* start Material to process *

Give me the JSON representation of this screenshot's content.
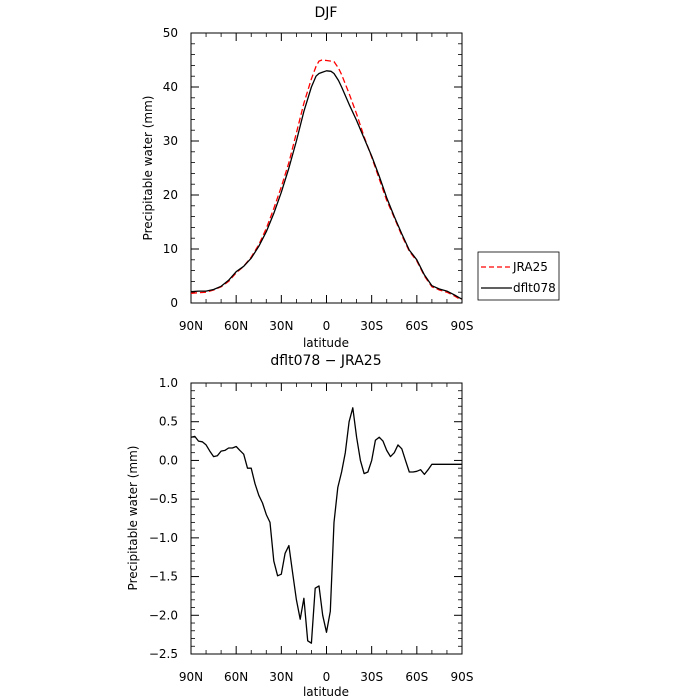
{
  "chart_data": [
    {
      "type": "line",
      "title": "DJF",
      "xlabel": "latitude",
      "ylabel": "Precipitable water (mm)",
      "xlim": [
        90,
        -90
      ],
      "ylim": [
        0,
        50
      ],
      "x_ticks": [
        90,
        60,
        30,
        0,
        -30,
        -60,
        -90
      ],
      "x_tick_labels": [
        "90N",
        "60N",
        "30N",
        "0",
        "30S",
        "60S",
        "90S"
      ],
      "y_ticks": [
        0,
        10,
        20,
        30,
        40,
        50
      ],
      "y_tick_labels": [
        "0",
        "10",
        "20",
        "30",
        "40",
        "50"
      ],
      "legend_position": "right",
      "series": [
        {
          "name": "JRA25",
          "color": "#ff0000",
          "dash": "dashed",
          "x": [
            90,
            85,
            80,
            75,
            70,
            65,
            60,
            55,
            50,
            45,
            40,
            35,
            30,
            25,
            20,
            15,
            10,
            7,
            5,
            3,
            0,
            -3,
            -5,
            -8,
            -10,
            -15,
            -20,
            -25,
            -30,
            -35,
            -40,
            -45,
            -50,
            -55,
            -60,
            -65,
            -70,
            -75,
            -80,
            -85,
            -88,
            -90
          ],
          "y": [
            1.8,
            1.9,
            2.0,
            2.4,
            3.0,
            4.0,
            5.6,
            6.8,
            8.5,
            10.8,
            13.8,
            17.5,
            21.5,
            26.0,
            31.5,
            37.0,
            41.5,
            43.8,
            44.8,
            45.0,
            44.9,
            44.8,
            44.7,
            43.5,
            42.3,
            38.8,
            35.0,
            30.8,
            27.0,
            23.0,
            19.0,
            15.8,
            12.5,
            9.6,
            7.8,
            5.0,
            3.0,
            2.4,
            2.0,
            1.3,
            0.8,
            0.7
          ]
        },
        {
          "name": "dflt078",
          "color": "#000000",
          "dash": "solid",
          "x": [
            90,
            85,
            80,
            75,
            70,
            65,
            60,
            55,
            50,
            45,
            40,
            35,
            30,
            25,
            20,
            15,
            10,
            7,
            5,
            3,
            0,
            -3,
            -5,
            -8,
            -10,
            -15,
            -20,
            -25,
            -30,
            -35,
            -40,
            -45,
            -50,
            -55,
            -60,
            -65,
            -70,
            -75,
            -80,
            -85,
            -88,
            -90
          ],
          "y": [
            2.1,
            2.2,
            2.2,
            2.5,
            3.1,
            4.2,
            5.8,
            6.8,
            8.3,
            10.5,
            13.2,
            16.6,
            20.5,
            25.0,
            30.0,
            35.5,
            40.0,
            42.0,
            42.5,
            42.7,
            43.0,
            42.9,
            42.5,
            41.2,
            40.0,
            36.8,
            33.8,
            30.5,
            27.2,
            23.5,
            19.5,
            16.0,
            12.8,
            9.8,
            8.0,
            5.2,
            3.2,
            2.6,
            2.2,
            1.5,
            1.0,
            0.7
          ]
        }
      ]
    },
    {
      "type": "line",
      "title": "dflt078 − JRA25",
      "xlabel": "latitude",
      "ylabel": "Precipitable water (mm)",
      "xlim": [
        90,
        -90
      ],
      "ylim": [
        -2.5,
        1.0
      ],
      "x_ticks": [
        90,
        60,
        30,
        0,
        -30,
        -60,
        -90
      ],
      "x_tick_labels": [
        "90N",
        "60N",
        "30N",
        "0",
        "30S",
        "60S",
        "90S"
      ],
      "y_ticks": [
        1.0,
        0.5,
        0.0,
        -0.5,
        -1.0,
        -1.5,
        -2.0,
        -2.5
      ],
      "y_tick_labels": [
        "1.0",
        "0.5",
        "0.0",
        "−0.5",
        "−1.0",
        "−1.5",
        "−2.0",
        "−2.5"
      ],
      "series": [
        {
          "color": "#000000",
          "dash": "solid",
          "x": [
            90,
            87.5,
            85,
            82.5,
            80,
            77.5,
            75,
            72.5,
            70,
            67.5,
            65,
            62.5,
            60,
            57.5,
            55,
            52.5,
            50,
            47.5,
            45,
            42.5,
            40,
            37.5,
            35,
            32.5,
            30,
            27.5,
            25,
            22.5,
            20,
            17.5,
            15,
            12.5,
            10,
            7.5,
            5,
            2.5,
            0,
            -2.5,
            -5,
            -7.5,
            -10,
            -12.5,
            -15,
            -17.5,
            -20,
            -22.5,
            -25,
            -27.5,
            -30,
            -32.5,
            -35,
            -37.5,
            -40,
            -42.5,
            -45,
            -47.5,
            -50,
            -52.5,
            -55,
            -57.5,
            -60,
            -62.5,
            -65,
            -67.5,
            -70,
            -72.5,
            -75,
            -77.5,
            -80,
            -82.5,
            -85,
            -87.5,
            -90
          ],
          "y": [
            0.3,
            0.31,
            0.25,
            0.24,
            0.2,
            0.12,
            0.05,
            0.06,
            0.12,
            0.13,
            0.16,
            0.16,
            0.18,
            0.13,
            0.08,
            -0.1,
            -0.1,
            -0.3,
            -0.45,
            -0.55,
            -0.7,
            -0.8,
            -1.3,
            -1.49,
            -1.47,
            -1.2,
            -1.1,
            -1.45,
            -1.8,
            -2.05,
            -1.78,
            -2.33,
            -2.36,
            -1.65,
            -1.62,
            -2.0,
            -2.22,
            -1.95,
            -0.8,
            -0.35,
            -0.15,
            0.1,
            0.5,
            0.68,
            0.3,
            0.0,
            -0.17,
            -0.15,
            0.0,
            0.26,
            0.3,
            0.25,
            0.13,
            0.05,
            0.1,
            0.2,
            0.15,
            0.0,
            -0.15,
            -0.15,
            -0.14,
            -0.12,
            -0.18,
            -0.12,
            -0.05,
            -0.05,
            -0.05,
            -0.05,
            -0.05,
            -0.05,
            -0.05,
            -0.05,
            -0.05
          ]
        }
      ]
    }
  ]
}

* end Material to process *

### [Required task]
Take the data above and repeat it exactly, leaving each picture out.

### [Solution to the problem]
Give me the JSON representation of this screenshot's content.
{
  "chart_data": [
    {
      "type": "line",
      "title": "DJF",
      "xlabel": "latitude",
      "ylabel": "Precipitable water (mm)",
      "xlim": [
        90,
        -90
      ],
      "ylim": [
        0,
        50
      ],
      "x_ticks": [
        90,
        60,
        30,
        0,
        -30,
        -60,
        -90
      ],
      "x_tick_labels": [
        "90N",
        "60N",
        "30N",
        "0",
        "30S",
        "60S",
        "90S"
      ],
      "y_ticks": [
        0,
        10,
        20,
        30,
        40,
        50
      ],
      "y_tick_labels": [
        "0",
        "10",
        "20",
        "30",
        "40",
        "50"
      ],
      "legend_position": "right",
      "series": [
        {
          "name": "JRA25",
          "color": "#ff0000",
          "dash": "dashed",
          "x": [
            90,
            85,
            80,
            75,
            70,
            65,
            60,
            55,
            50,
            45,
            40,
            35,
            30,
            25,
            20,
            15,
            10,
            7,
            5,
            3,
            0,
            -3,
            -5,
            -8,
            -10,
            -15,
            -20,
            -25,
            -30,
            -35,
            -40,
            -45,
            -50,
            -55,
            -60,
            -65,
            -70,
            -75,
            -80,
            -85,
            -88,
            -90
          ],
          "y": [
            1.8,
            1.9,
            2.0,
            2.4,
            3.0,
            4.0,
            5.6,
            6.8,
            8.5,
            10.8,
            13.8,
            17.5,
            21.5,
            26.0,
            31.5,
            37.0,
            41.5,
            43.8,
            44.8,
            45.0,
            44.9,
            44.8,
            44.7,
            43.5,
            42.3,
            38.8,
            35.0,
            30.8,
            27.0,
            23.0,
            19.0,
            15.8,
            12.5,
            9.6,
            7.8,
            5.0,
            3.0,
            2.4,
            2.0,
            1.3,
            0.8,
            0.7
          ]
        },
        {
          "name": "dflt078",
          "color": "#000000",
          "dash": "solid",
          "x": [
            90,
            85,
            80,
            75,
            70,
            65,
            60,
            55,
            50,
            45,
            40,
            35,
            30,
            25,
            20,
            15,
            10,
            7,
            5,
            3,
            0,
            -3,
            -5,
            -8,
            -10,
            -15,
            -20,
            -25,
            -30,
            -35,
            -40,
            -45,
            -50,
            -55,
            -60,
            -65,
            -70,
            -75,
            -80,
            -85,
            -88,
            -90
          ],
          "y": [
            2.1,
            2.2,
            2.2,
            2.5,
            3.1,
            4.2,
            5.8,
            6.8,
            8.3,
            10.5,
            13.2,
            16.6,
            20.5,
            25.0,
            30.0,
            35.5,
            40.0,
            42.0,
            42.5,
            42.7,
            43.0,
            42.9,
            42.5,
            41.2,
            40.0,
            36.8,
            33.8,
            30.5,
            27.2,
            23.5,
            19.5,
            16.0,
            12.8,
            9.8,
            8.0,
            5.2,
            3.2,
            2.6,
            2.2,
            1.5,
            1.0,
            0.7
          ]
        }
      ]
    },
    {
      "type": "line",
      "title": "dflt078 − JRA25",
      "xlabel": "latitude",
      "ylabel": "Precipitable water (mm)",
      "xlim": [
        90,
        -90
      ],
      "ylim": [
        -2.5,
        1.0
      ],
      "x_ticks": [
        90,
        60,
        30,
        0,
        -30,
        -60,
        -90
      ],
      "x_tick_labels": [
        "90N",
        "60N",
        "30N",
        "0",
        "30S",
        "60S",
        "90S"
      ],
      "y_ticks": [
        1.0,
        0.5,
        0.0,
        -0.5,
        -1.0,
        -1.5,
        -2.0,
        -2.5
      ],
      "y_tick_labels": [
        "1.0",
        "0.5",
        "0.0",
        "−0.5",
        "−1.0",
        "−1.5",
        "−2.0",
        "−2.5"
      ],
      "series": [
        {
          "color": "#000000",
          "dash": "solid",
          "x": [
            90,
            87.5,
            85,
            82.5,
            80,
            77.5,
            75,
            72.5,
            70,
            67.5,
            65,
            62.5,
            60,
            57.5,
            55,
            52.5,
            50,
            47.5,
            45,
            42.5,
            40,
            37.5,
            35,
            32.5,
            30,
            27.5,
            25,
            22.5,
            20,
            17.5,
            15,
            12.5,
            10,
            7.5,
            5,
            2.5,
            0,
            -2.5,
            -5,
            -7.5,
            -10,
            -12.5,
            -15,
            -17.5,
            -20,
            -22.5,
            -25,
            -27.5,
            -30,
            -32.5,
            -35,
            -37.5,
            -40,
            -42.5,
            -45,
            -47.5,
            -50,
            -52.5,
            -55,
            -57.5,
            -60,
            -62.5,
            -65,
            -67.5,
            -70,
            -72.5,
            -75,
            -77.5,
            -80,
            -82.5,
            -85,
            -87.5,
            -90
          ],
          "y": [
            0.3,
            0.31,
            0.25,
            0.24,
            0.2,
            0.12,
            0.05,
            0.06,
            0.12,
            0.13,
            0.16,
            0.16,
            0.18,
            0.13,
            0.08,
            -0.1,
            -0.1,
            -0.3,
            -0.45,
            -0.55,
            -0.7,
            -0.8,
            -1.3,
            -1.49,
            -1.47,
            -1.2,
            -1.1,
            -1.45,
            -1.8,
            -2.05,
            -1.78,
            -2.33,
            -2.36,
            -1.65,
            -1.62,
            -2.0,
            -2.22,
            -1.95,
            -0.8,
            -0.35,
            -0.15,
            0.1,
            0.5,
            0.68,
            0.3,
            0.0,
            -0.17,
            -0.15,
            0.0,
            0.26,
            0.3,
            0.25,
            0.13,
            0.05,
            0.1,
            0.2,
            0.15,
            0.0,
            -0.15,
            -0.15,
            -0.14,
            -0.12,
            -0.18,
            -0.12,
            -0.05,
            -0.05,
            -0.05,
            -0.05,
            -0.05,
            -0.05,
            -0.05,
            -0.05,
            -0.05
          ]
        }
      ]
    }
  ]
}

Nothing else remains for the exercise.